[start of Records supplied]

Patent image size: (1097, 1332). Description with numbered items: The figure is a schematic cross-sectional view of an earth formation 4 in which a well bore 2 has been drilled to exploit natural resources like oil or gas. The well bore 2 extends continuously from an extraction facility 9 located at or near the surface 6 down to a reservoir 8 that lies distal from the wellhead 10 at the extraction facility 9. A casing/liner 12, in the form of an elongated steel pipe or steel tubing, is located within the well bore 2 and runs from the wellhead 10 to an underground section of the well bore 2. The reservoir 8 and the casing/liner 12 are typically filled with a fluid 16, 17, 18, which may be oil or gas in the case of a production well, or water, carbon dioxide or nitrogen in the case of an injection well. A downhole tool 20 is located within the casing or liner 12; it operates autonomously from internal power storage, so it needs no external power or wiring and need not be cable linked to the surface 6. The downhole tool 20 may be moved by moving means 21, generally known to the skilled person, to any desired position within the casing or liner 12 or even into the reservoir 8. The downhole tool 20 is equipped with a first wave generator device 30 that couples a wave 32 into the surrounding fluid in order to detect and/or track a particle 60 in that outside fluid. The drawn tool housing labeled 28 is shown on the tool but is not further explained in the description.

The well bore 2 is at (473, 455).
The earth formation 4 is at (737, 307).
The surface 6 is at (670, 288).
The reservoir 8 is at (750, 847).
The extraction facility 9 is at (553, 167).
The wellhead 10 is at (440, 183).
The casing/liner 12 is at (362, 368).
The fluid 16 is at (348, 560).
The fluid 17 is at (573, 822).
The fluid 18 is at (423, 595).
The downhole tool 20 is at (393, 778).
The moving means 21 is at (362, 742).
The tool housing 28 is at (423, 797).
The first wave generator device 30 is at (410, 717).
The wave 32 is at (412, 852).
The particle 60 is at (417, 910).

[end of Records supplied]

- _Exercise requirements_
Can you rewrite every line of the items above as a JSON list of strings, with one string per line and blank lines left out?

- _Response for this exercise_
[
  "Patent image size: (1097, 1332). Description with numbered items: The figure is a schematic cross-sectional view of an earth formation 4 in which a well bore 2 has been drilled to exploit natural resources like oil or gas. The well bore 2 extends continuously from an extraction facility 9 located at or near the surface 6 down to a reservoir 8 that lies distal from the wellhead 10 at the extraction facility 9. A casing/liner 12, in the form of an elongated steel pipe or steel tubing, is located within the well bore 2 and runs from the wellhead 10 to an underground section of the well bore 2. The reservoir 8 and the casing/liner 12 are typically filled with a fluid 16, 17, 18, which may be oil or gas in the case of a production well, or water, carbon dioxide or nitrogen in the case of an injection well. A downhole tool 20 is located within the casing or liner 12; it operates autonomously from internal power storage, so it needs no external power or wiring and need not be cable linked to the surface 6. The downhole tool 20 may be moved by moving means 21, generally known to the skilled person, to any desired position within the casing or liner 12 or even into the reservoir 8. The downhole tool 20 is equipped with a first wave generator device 30 that couples a wave 32 into the surrounding fluid in order to detect and/or track a particle 60 in that outside fluid. The drawn tool housing labeled 28 is shown on the tool but is not further explained in the description.",
  "The well bore 2 is at (473, 455).",
  "The earth formation 4 is at (737, 307).",
  "The surface 6 is at (670, 288).",
  "The reservoir 8 is at (750, 847).",
  "The extraction facility 9 is at (553, 167).",
  "The wellhead 10 is at (440, 183).",
  "The casing/liner 12 is at (362, 368).",
  "The fluid 16 is at (348, 560).",
  "The fluid 17 is at (573, 822).",
  "The fluid 18 is at (423, 595).",
  "The downhole tool 20 is at (393, 778).",
  "The moving means 21 is at (362, 742).",
  "The tool housing 28 is at (423, 797).",
  "The first wave generator device 30 is at (410, 717).",
  "The wave 32 is at (412, 852).",
  "The particle 60 is at (417, 910)."
]